**Exercise aim:** Present the data once more in exactly its original form.

Stored data:
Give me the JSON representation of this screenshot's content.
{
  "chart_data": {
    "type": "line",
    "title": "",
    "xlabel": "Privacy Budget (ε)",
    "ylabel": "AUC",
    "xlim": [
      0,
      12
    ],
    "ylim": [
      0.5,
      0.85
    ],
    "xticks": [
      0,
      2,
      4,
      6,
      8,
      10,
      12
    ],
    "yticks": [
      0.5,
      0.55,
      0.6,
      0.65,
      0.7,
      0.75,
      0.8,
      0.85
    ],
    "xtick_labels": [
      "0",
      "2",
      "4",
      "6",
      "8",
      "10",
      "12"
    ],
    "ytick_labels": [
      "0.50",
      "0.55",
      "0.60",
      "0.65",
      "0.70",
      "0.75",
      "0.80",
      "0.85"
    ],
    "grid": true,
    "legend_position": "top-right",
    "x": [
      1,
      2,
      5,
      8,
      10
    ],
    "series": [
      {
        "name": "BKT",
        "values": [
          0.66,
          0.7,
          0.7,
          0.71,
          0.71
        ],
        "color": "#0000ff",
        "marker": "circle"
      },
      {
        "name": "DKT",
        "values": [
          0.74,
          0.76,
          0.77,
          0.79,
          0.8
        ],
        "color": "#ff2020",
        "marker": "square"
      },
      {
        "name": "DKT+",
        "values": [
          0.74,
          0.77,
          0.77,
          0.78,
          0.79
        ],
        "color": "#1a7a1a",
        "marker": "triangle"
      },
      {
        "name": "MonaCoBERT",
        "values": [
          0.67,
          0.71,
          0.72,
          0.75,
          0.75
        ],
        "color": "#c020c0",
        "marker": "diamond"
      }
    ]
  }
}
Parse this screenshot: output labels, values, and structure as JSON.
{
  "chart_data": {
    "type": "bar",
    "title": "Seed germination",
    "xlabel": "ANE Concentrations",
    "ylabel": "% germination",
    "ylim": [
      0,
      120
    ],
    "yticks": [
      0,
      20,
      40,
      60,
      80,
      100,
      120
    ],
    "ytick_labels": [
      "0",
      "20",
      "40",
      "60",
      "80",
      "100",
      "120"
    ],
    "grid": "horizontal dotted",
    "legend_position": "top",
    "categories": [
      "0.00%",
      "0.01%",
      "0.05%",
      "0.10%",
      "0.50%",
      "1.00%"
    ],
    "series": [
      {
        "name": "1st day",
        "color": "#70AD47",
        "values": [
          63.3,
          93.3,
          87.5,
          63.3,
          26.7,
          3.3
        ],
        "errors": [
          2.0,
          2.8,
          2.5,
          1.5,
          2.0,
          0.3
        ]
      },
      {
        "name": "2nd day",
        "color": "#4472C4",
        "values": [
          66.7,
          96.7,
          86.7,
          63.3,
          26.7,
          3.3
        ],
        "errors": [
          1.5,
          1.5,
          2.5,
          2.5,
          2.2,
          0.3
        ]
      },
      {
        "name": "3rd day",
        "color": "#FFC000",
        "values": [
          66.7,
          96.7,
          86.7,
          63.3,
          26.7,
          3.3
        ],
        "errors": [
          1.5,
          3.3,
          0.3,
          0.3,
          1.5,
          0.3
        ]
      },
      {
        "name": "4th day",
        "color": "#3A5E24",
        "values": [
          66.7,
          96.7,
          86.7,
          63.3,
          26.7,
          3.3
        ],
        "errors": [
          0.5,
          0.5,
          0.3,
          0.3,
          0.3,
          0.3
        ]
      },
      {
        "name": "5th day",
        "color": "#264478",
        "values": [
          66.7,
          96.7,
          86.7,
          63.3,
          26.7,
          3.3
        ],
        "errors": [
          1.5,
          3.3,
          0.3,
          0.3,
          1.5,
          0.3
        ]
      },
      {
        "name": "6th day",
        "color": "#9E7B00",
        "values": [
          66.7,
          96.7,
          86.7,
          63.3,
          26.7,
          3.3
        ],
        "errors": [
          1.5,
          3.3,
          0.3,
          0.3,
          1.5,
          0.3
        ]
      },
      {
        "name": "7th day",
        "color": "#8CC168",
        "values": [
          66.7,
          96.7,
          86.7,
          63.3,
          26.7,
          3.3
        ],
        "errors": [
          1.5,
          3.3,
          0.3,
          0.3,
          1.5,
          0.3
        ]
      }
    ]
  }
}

**Full response:**
Give me the JSON representation of this screenshot's content.
{
  "chart_data": {
    "type": "line",
    "title": "",
    "xlabel": "Privacy Budget (ε)",
    "ylabel": "AUC",
    "xlim": [
      0,
      12
    ],
    "ylim": [
      0.5,
      0.85
    ],
    "xticks": [
      0,
      2,
      4,
      6,
      8,
      10,
      12
    ],
    "yticks": [
      0.5,
      0.55,
      0.6,
      0.65,
      0.7,
      0.75,
      0.8,
      0.85
    ],
    "xtick_labels": [
      "0",
      "2",
      "4",
      "6",
      "8",
      "10",
      "12"
    ],
    "ytick_labels": [
      "0.50",
      "0.55",
      "0.60",
      "0.65",
      "0.70",
      "0.75",
      "0.80",
      "0.85"
    ],
    "grid": true,
    "legend_position": "top-right",
    "x": [
      1,
      2,
      5,
      8,
      10
    ],
    "series": [
      {
        "name": "BKT",
        "values": [
          0.66,
          0.7,
          0.7,
          0.71,
          0.71
        ],
        "color": "#0000ff",
        "marker": "circle"
      },
      {
        "name": "DKT",
        "values": [
          0.74,
          0.76,
          0.77,
          0.79,
          0.8
        ],
        "color": "#ff2020",
        "marker": "square"
      },
      {
        "name": "DKT+",
        "values": [
          0.74,
          0.77,
          0.77,
          0.78,
          0.79
        ],
        "color": "#1a7a1a",
        "marker": "triangle"
      },
      {
        "name": "MonaCoBERT",
        "values": [
          0.67,
          0.71,
          0.72,
          0.75,
          0.75
        ],
        "color": "#c020c0",
        "marker": "diamond"
      }
    ]
  }
}
Parse this screenshot: output labels, values, and structure as JSON.
{
  "chart_data": {
    "type": "bar",
    "title": "Seed germination",
    "xlabel": "ANE Concentrations",
    "ylabel": "% germination",
    "ylim": [
      0,
      120
    ],
    "yticks": [
      0,
      20,
      40,
      60,
      80,
      100,
      120
    ],
    "ytick_labels": [
      "0",
      "20",
      "40",
      "60",
      "80",
      "100",
      "120"
    ],
    "grid": "horizontal dotted",
    "legend_position": "top",
    "categories": [
      "0.00%",
      "0.01%",
      "0.05%",
      "0.10%",
      "0.50%",
      "1.00%"
    ],
    "series": [
      {
        "name": "1st day",
        "color": "#70AD47",
        "values": [
          63.3,
          93.3,
          87.5,
          63.3,
          26.7,
          3.3
        ],
        "errors": [
          2.0,
          2.8,
          2.5,
          1.5,
          2.0,
          0.3
        ]
      },
      {
        "name": "2nd day",
        "color": "#4472C4",
        "values": [
          66.7,
          96.7,
          86.7,
          63.3,
          26.7,
          3.3
        ],
        "errors": [
          1.5,
          1.5,
          2.5,
          2.5,
          2.2,
          0.3
        ]
      },
      {
        "name": "3rd day",
        "color": "#FFC000",
        "values": [
          66.7,
          96.7,
          86.7,
          63.3,
          26.7,
          3.3
        ],
        "errors": [
          1.5,
          3.3,
          0.3,
          0.3,
          1.5,
          0.3
        ]
      },
      {
        "name": "4th day",
        "color": "#3A5E24",
        "values": [
          66.7,
          96.7,
          86.7,
          63.3,
          26.7,
          3.3
        ],
        "errors": [
          0.5,
          0.5,
          0.3,
          0.3,
          0.3,
          0.3
        ]
      },
      {
        "name": "5th day",
        "color": "#264478",
        "values": [
          66.7,
          96.7,
          86.7,
          63.3,
          26.7,
          3.3
        ],
        "errors": [
          1.5,
          3.3,
          0.3,
          0.3,
          1.5,
          0.3
        ]
      },
      {
        "name": "6th day",
        "color": "#9E7B00",
        "values": [
          66.7,
          96.7,
          86.7,
          63.3,
          26.7,
          3.3
        ],
        "errors": [
          1.5,
          3.3,
          0.3,
          0.3,
          1.5,
          0.3
        ]
      },
      {
        "name": "7th day",
        "color": "#8CC168",
        "values": [
          66.7,
          96.7,
          86.7,
          63.3,
          26.7,
          3.3
        ],
        "errors": [
          1.5,
          3.3,
          0.3,
          0.3,
          1.5,
          0.3
        ]
      }
    ]
  }
}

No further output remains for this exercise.